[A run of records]
● ● ● ● ●
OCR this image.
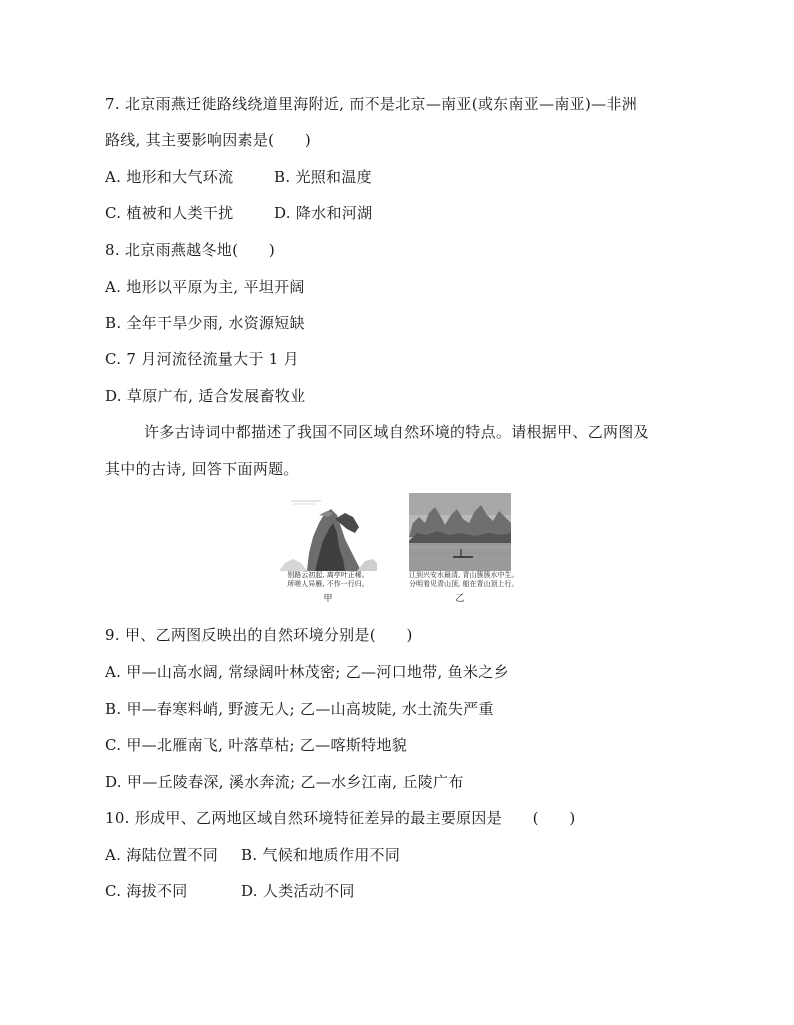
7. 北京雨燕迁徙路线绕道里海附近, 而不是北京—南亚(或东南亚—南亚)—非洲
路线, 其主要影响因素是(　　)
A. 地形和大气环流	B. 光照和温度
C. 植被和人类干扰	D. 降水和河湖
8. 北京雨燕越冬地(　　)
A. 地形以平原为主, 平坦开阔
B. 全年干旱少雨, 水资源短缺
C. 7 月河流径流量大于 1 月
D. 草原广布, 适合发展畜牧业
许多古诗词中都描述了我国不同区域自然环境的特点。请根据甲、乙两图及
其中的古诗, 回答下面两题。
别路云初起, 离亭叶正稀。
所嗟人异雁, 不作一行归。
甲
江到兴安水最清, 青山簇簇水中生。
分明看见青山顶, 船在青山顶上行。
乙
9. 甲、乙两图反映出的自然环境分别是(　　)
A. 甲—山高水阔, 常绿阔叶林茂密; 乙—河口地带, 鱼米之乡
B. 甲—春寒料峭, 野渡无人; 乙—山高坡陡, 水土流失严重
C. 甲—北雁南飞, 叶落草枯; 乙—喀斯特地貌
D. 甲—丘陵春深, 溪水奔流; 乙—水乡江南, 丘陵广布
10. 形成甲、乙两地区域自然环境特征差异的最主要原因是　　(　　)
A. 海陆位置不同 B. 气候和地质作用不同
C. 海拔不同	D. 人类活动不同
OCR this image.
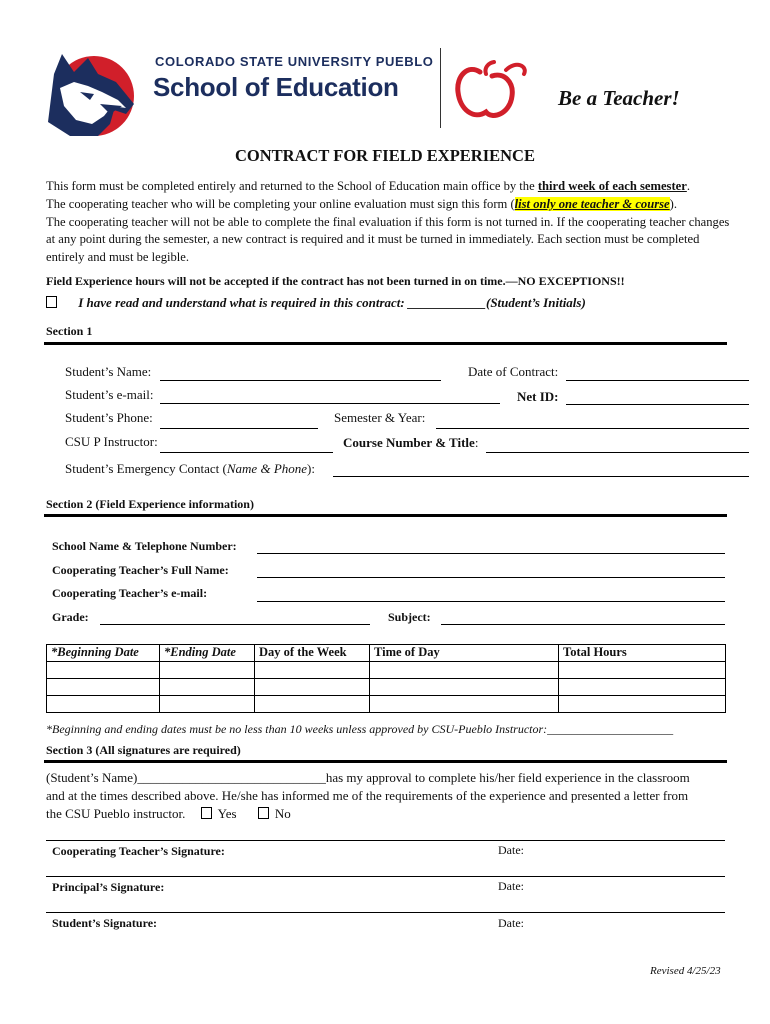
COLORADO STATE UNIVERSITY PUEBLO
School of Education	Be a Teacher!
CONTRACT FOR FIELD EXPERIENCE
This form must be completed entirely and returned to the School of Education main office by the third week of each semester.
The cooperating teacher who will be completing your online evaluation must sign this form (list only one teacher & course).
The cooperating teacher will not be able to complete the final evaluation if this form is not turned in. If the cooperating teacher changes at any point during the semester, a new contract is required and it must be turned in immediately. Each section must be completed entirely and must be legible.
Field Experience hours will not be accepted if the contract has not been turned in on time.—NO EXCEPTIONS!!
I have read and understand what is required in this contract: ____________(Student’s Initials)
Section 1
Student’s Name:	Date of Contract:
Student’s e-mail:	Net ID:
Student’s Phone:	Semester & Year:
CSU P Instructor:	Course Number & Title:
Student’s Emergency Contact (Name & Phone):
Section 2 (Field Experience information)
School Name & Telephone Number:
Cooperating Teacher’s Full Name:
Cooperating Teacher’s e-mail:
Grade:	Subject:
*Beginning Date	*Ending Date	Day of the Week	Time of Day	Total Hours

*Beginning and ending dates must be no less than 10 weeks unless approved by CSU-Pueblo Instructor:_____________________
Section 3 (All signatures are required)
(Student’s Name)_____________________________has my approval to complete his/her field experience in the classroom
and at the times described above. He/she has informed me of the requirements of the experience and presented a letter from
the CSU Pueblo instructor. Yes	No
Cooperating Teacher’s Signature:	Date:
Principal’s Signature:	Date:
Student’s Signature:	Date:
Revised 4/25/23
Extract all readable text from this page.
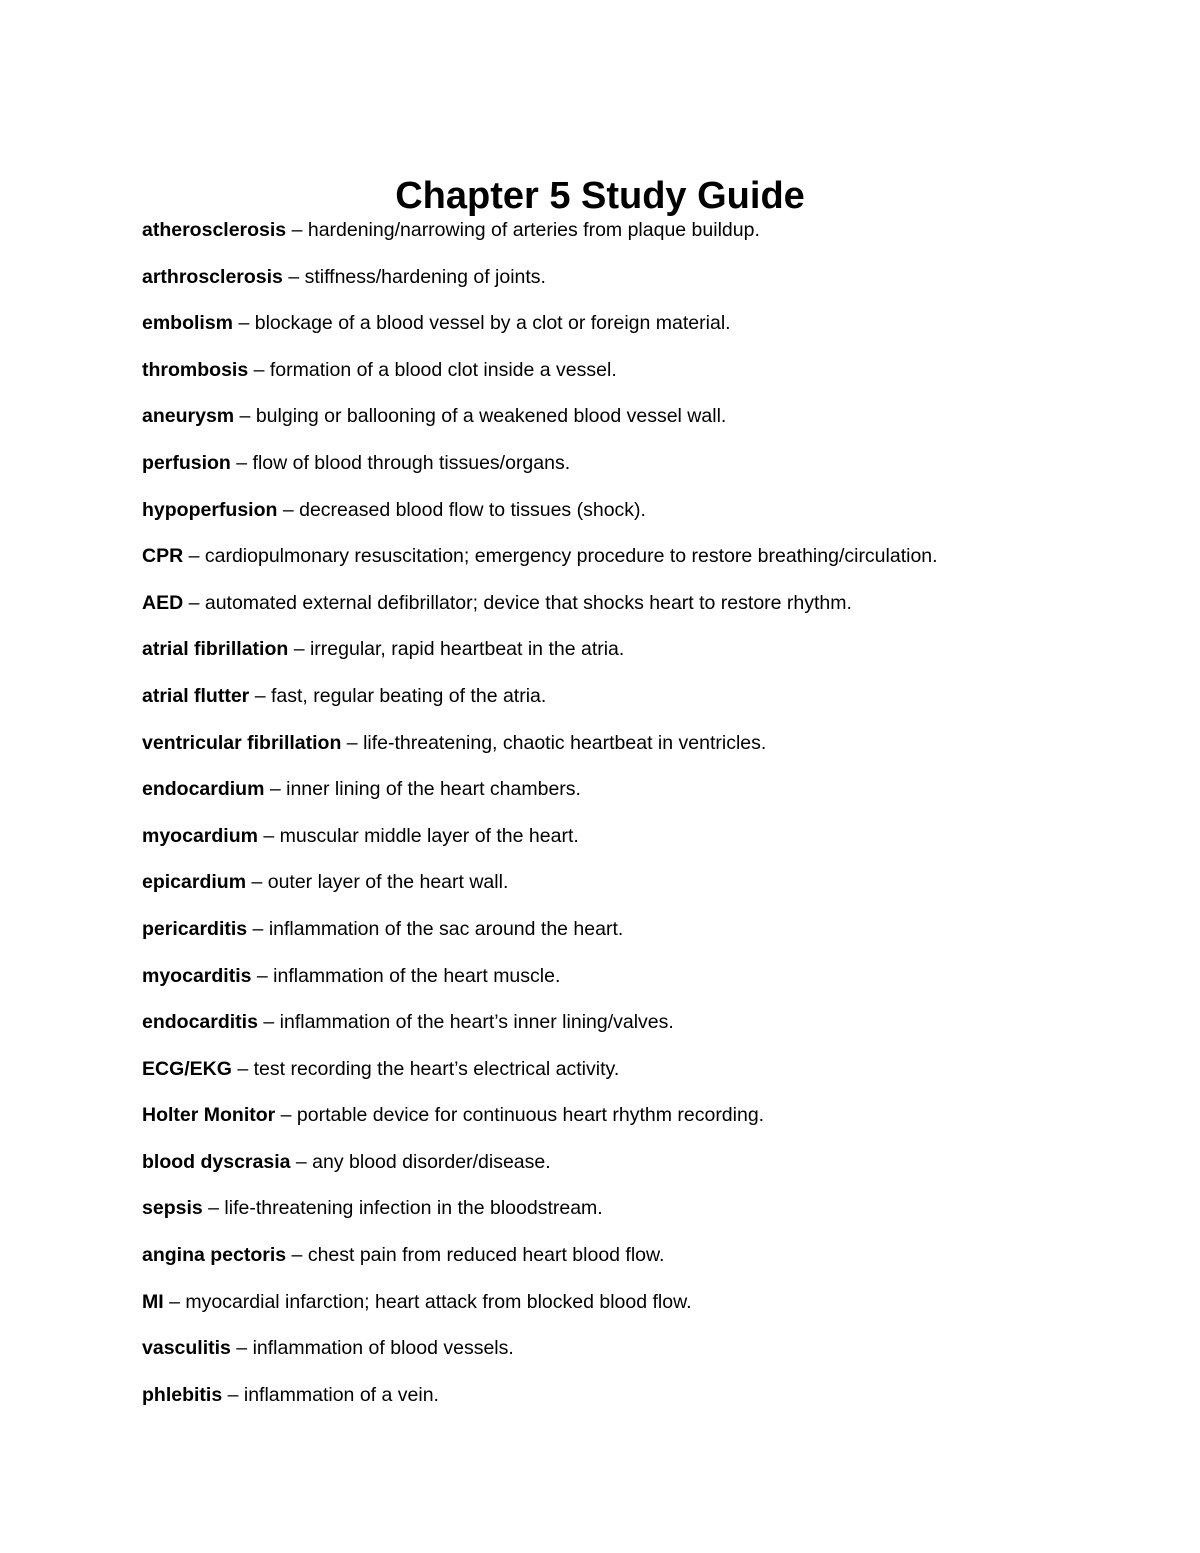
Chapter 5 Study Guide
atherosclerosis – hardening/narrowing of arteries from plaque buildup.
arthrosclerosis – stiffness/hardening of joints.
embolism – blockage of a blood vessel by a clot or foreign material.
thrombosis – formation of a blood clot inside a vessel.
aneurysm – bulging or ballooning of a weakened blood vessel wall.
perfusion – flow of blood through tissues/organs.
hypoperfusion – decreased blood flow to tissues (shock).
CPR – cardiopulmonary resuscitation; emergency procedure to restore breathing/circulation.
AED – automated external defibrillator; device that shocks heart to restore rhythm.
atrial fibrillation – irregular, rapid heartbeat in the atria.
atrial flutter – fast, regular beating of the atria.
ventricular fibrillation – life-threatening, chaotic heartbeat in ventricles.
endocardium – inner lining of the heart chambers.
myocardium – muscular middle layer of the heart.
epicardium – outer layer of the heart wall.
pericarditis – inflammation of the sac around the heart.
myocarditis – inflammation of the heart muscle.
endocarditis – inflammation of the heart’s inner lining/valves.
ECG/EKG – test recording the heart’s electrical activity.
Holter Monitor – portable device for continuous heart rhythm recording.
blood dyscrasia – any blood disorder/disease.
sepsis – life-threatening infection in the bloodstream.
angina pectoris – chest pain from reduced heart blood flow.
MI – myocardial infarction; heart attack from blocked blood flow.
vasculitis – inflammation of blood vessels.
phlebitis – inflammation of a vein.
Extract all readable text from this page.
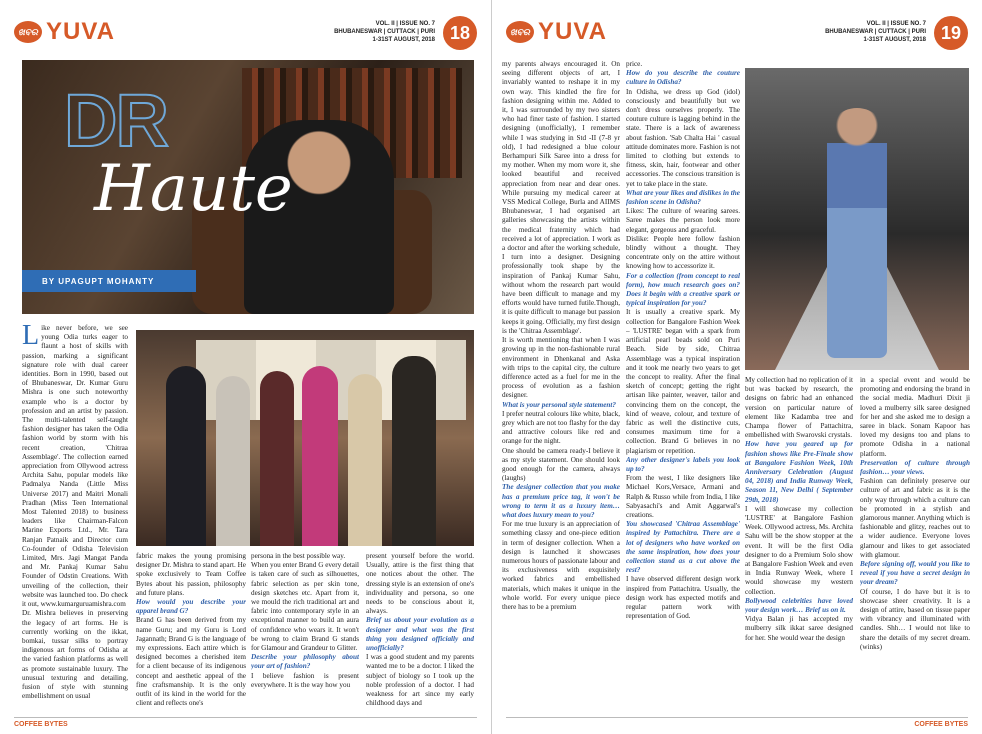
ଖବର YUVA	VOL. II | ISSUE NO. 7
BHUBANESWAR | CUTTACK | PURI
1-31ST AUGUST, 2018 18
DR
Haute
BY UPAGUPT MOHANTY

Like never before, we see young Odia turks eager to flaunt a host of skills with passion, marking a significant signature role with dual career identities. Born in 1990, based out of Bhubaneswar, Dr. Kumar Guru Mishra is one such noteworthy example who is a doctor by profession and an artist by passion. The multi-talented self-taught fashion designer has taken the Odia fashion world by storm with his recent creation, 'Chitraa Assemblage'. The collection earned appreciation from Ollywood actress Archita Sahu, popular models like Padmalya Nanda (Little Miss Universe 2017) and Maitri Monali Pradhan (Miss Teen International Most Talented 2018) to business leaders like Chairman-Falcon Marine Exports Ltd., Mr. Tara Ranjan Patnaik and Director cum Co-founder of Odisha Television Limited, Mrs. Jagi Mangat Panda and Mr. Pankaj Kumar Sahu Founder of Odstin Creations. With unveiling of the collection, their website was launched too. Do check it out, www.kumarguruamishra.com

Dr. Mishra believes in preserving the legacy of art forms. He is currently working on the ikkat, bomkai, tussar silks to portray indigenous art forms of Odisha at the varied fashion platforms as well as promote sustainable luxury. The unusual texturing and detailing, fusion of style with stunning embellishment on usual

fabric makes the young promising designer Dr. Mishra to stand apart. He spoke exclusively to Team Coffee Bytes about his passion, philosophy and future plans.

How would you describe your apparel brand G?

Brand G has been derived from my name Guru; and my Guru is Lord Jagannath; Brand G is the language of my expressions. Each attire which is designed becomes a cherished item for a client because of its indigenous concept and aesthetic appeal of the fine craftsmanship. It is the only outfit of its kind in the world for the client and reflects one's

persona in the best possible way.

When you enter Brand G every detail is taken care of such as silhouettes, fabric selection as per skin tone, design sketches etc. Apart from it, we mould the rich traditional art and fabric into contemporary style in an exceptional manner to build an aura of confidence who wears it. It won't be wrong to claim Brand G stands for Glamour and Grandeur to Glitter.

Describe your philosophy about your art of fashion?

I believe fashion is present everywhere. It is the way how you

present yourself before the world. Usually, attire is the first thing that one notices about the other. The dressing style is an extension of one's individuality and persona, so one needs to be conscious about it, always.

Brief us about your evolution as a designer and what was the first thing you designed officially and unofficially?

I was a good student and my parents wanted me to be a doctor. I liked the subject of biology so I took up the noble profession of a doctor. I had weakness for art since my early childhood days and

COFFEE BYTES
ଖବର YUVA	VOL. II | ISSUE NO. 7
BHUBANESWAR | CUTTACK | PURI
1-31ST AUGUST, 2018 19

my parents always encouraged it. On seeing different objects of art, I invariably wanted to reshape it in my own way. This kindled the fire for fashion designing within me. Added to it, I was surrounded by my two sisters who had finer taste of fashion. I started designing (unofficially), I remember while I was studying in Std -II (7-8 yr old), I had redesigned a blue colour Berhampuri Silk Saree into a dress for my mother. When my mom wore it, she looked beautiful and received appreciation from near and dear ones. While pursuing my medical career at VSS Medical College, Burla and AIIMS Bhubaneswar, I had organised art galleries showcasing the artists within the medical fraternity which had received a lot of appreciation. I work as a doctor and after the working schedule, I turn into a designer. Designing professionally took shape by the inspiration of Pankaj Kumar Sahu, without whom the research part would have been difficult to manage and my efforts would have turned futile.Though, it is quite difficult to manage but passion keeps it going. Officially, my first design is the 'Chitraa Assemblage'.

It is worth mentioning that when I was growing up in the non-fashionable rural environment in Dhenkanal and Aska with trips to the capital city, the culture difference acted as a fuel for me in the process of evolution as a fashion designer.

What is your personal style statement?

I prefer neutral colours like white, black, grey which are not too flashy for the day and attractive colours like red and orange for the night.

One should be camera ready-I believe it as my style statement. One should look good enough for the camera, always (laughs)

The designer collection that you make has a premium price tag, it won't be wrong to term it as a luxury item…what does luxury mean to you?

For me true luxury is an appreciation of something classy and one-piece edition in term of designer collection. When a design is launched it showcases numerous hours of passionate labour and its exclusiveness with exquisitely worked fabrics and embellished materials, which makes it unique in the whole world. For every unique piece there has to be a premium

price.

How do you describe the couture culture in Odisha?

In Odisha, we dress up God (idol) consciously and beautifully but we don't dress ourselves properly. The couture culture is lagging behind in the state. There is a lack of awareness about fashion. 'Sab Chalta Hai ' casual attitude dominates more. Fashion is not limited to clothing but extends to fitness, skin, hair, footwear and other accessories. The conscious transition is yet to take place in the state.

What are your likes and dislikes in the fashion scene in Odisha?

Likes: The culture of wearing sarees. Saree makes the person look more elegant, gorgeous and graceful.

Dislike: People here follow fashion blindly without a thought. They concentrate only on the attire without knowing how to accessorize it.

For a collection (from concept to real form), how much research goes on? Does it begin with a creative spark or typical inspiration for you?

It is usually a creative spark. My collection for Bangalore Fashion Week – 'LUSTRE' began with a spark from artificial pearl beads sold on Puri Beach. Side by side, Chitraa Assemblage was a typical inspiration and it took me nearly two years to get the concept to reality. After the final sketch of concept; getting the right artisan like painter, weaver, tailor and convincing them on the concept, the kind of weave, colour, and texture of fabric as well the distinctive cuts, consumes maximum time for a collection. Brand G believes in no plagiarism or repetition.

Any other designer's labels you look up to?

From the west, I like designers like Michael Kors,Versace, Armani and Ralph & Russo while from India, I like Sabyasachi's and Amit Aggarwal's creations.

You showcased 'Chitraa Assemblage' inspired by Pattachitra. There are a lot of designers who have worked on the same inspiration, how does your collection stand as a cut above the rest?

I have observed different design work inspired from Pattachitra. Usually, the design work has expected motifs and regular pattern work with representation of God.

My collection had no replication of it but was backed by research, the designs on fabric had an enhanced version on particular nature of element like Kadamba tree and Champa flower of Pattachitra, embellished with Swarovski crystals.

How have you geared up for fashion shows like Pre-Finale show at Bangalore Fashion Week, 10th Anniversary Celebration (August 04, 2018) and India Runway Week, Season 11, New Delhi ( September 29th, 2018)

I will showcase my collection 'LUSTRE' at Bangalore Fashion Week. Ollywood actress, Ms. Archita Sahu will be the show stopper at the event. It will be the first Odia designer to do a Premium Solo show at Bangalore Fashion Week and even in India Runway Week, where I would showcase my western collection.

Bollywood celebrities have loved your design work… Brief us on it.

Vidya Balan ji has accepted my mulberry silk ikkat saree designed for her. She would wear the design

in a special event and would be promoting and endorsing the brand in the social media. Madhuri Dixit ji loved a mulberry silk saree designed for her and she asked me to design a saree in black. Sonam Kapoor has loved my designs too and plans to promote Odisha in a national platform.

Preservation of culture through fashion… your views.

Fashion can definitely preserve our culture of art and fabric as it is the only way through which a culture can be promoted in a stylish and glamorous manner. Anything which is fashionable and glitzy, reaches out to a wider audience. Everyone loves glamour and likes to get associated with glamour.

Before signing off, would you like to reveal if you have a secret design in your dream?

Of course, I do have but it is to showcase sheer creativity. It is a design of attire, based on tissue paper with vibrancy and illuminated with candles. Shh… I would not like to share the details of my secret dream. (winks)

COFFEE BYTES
● ● ● ● ●
Short exercise:
Find the word "lining" in the records and pull out each line that has it.

Written reply:
endocardium – inner lining of the heart chambers.
endocarditis – inflammation of the heart’s inner lining/valves.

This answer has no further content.